### EXTRACTO DE PÁGINA
▼▼▼

La mayoría parlamentaria comprendió la debilidad
de su adversario. Sus diecisiete burgraves -pues Bonaparte les
había entregado la dirección y la responsabilidad
del ataque- elaboraron una nueva ley electoral, cuyo proyecto
se confió al señor Faucher, quien recabó
para sí este honor. La ley fue presentada por él
el 8 de mayo,; en ella, se abolía el sufragio universal,
se imponía como condición que el elector llevase
tres años domiciliado en el punto electoral, y finalmente,
a los obreros se les condicionaba la prueba de este domicilio
al testimonio de su patrono.
Toda la excitación y toda la furia revolucionaria de los
demócratas durante la lucha constitucional de las elecciones
se convirtieron en prédicas constitucionales, recomendando,
ahora que se trataba de probar con las armas en la mano que aquellos
triunfos electorales habían ido en serio: orden, calma
mayestática (calme majestueux), actitud legal, es
decir, sumisión ciega a la voluntad de la contrarrevolución,
que se imponía insolentemente como ley. Durante el debate,
la Montaña avergonzó al partido del orden, haciendo
valer contra su pasión revolucionaria la actitud desapasionada
del hombre de bien que no se sale del terreno legal y fulminándole
con el espantoso reproche de que se comportaba revolucionariamente.

▲▲▲

### CONSIGNA
Reproduce el extracto de página sin cambios, comenzando en "La mayoría parlamentaria" y terminando en "de su patrono.". Los datos no hacen falta para resolver esto.

### FRAGMENTO DE DATOS
▼▼▼

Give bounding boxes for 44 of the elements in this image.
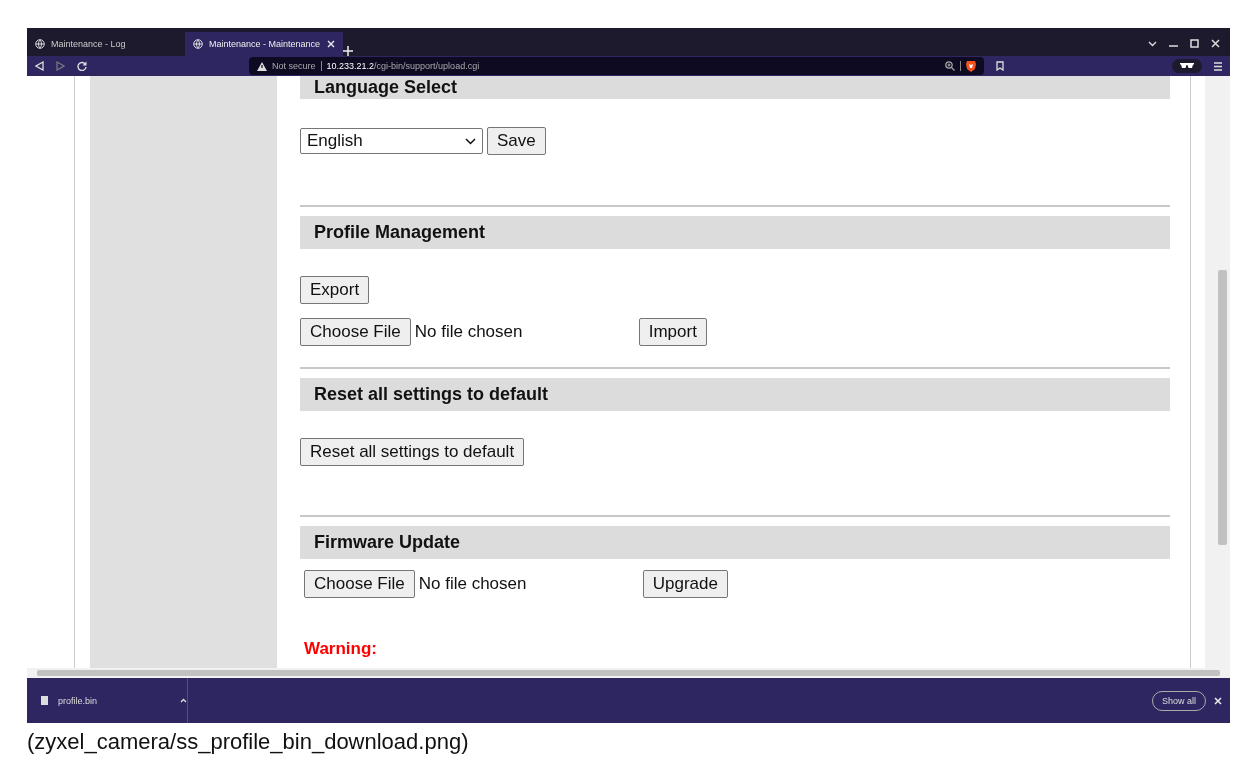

▲▲▲

### RESPUESTA
La mayoría parlamentaria comprendió la debilidad
de su adversario. Sus diecisiete burgraves -pues Bonaparte les
había entregado la dirección y la responsabilidad
del ataque- elaboraron una nueva ley electoral, cuyo proyecto
se confió al señor Faucher, quien recabó
para sí este honor. La ley fue presentada por él
el 8 de mayo,; en ella, se abolía el sufragio universal,
se imponía como condición que el elector llevase
tres años domiciliado en el punto electoral, y finalmente,
a los obreros se les condicionaba la prueba de este domicilio
al testimonio de su patrono.